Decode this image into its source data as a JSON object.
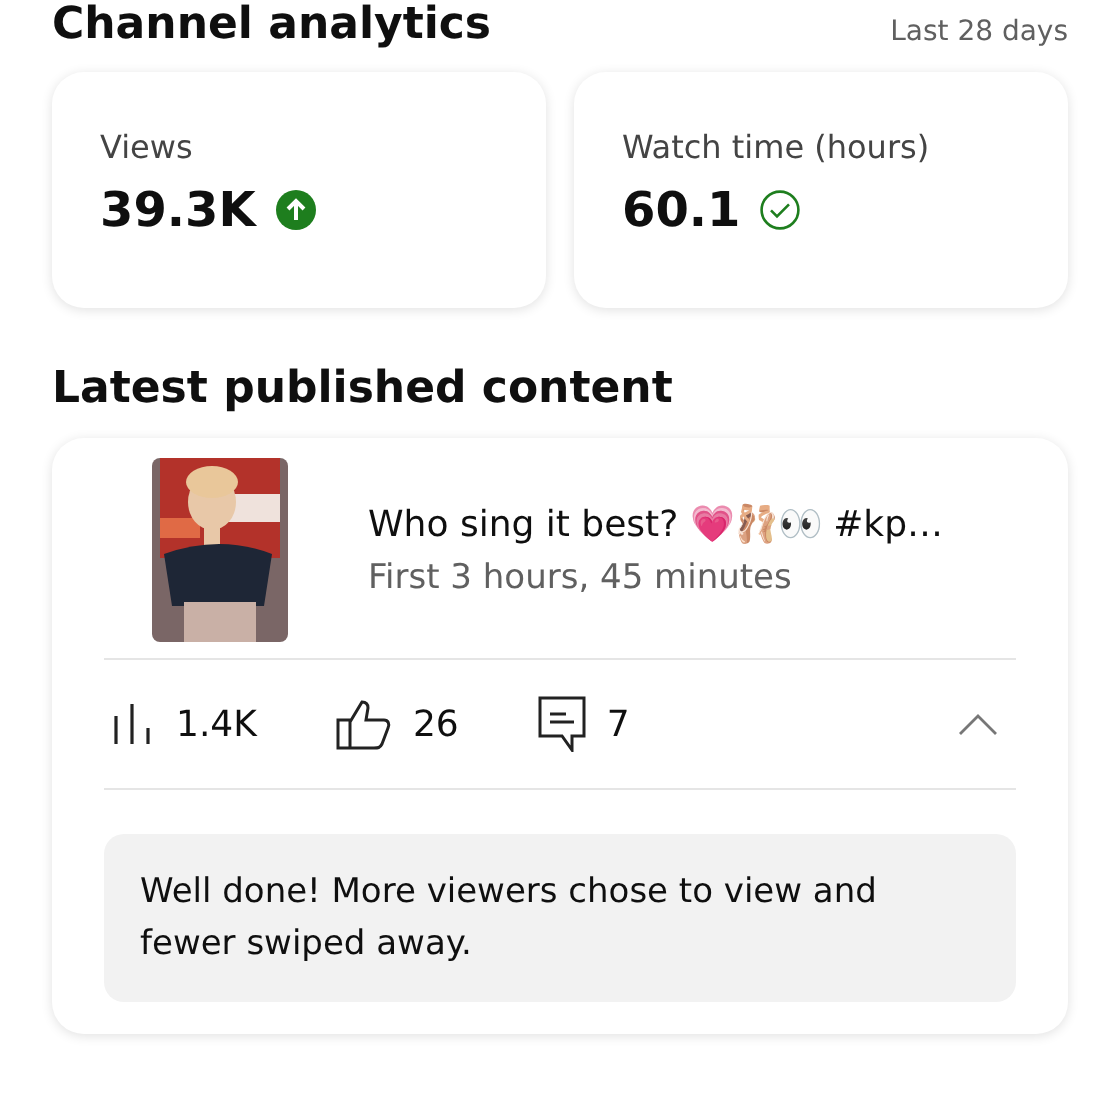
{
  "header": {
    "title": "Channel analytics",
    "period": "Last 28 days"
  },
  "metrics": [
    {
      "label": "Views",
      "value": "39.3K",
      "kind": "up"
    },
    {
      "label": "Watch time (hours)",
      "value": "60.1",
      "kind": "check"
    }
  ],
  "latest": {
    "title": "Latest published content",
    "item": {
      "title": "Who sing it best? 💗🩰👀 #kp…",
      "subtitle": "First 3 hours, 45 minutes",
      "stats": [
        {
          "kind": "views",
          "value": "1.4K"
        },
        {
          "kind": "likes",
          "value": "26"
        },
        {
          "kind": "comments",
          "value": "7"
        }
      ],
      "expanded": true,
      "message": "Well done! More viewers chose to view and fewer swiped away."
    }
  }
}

——

**What is needed**
Extract every line of the data exactly; pictures stay out.

**Reply**
Decode this image into its source data as a JSON object.
{
  "header": {
    "title": "Channel analytics",
    "period": "Last 28 days"
  },
  "metrics": [
    {
      "label": "Views",
      "value": "39.3K",
      "kind": "up"
    },
    {
      "label": "Watch time (hours)",
      "value": "60.1",
      "kind": "check"
    }
  ],
  "latest": {
    "title": "Latest published content",
    "item": {
      "title": "Who sing it best? 💗🩰👀 #kp…",
      "subtitle": "First 3 hours, 45 minutes",
      "stats": [
        {
          "kind": "views",
          "value": "1.4K"
        },
        {
          "kind": "likes",
          "value": "26"
        },
        {
          "kind": "comments",
          "value": "7"
        }
      ],
      "expanded": true,
      "message": "Well done! More viewers chose to view and fewer swiped away."
    }
  }
}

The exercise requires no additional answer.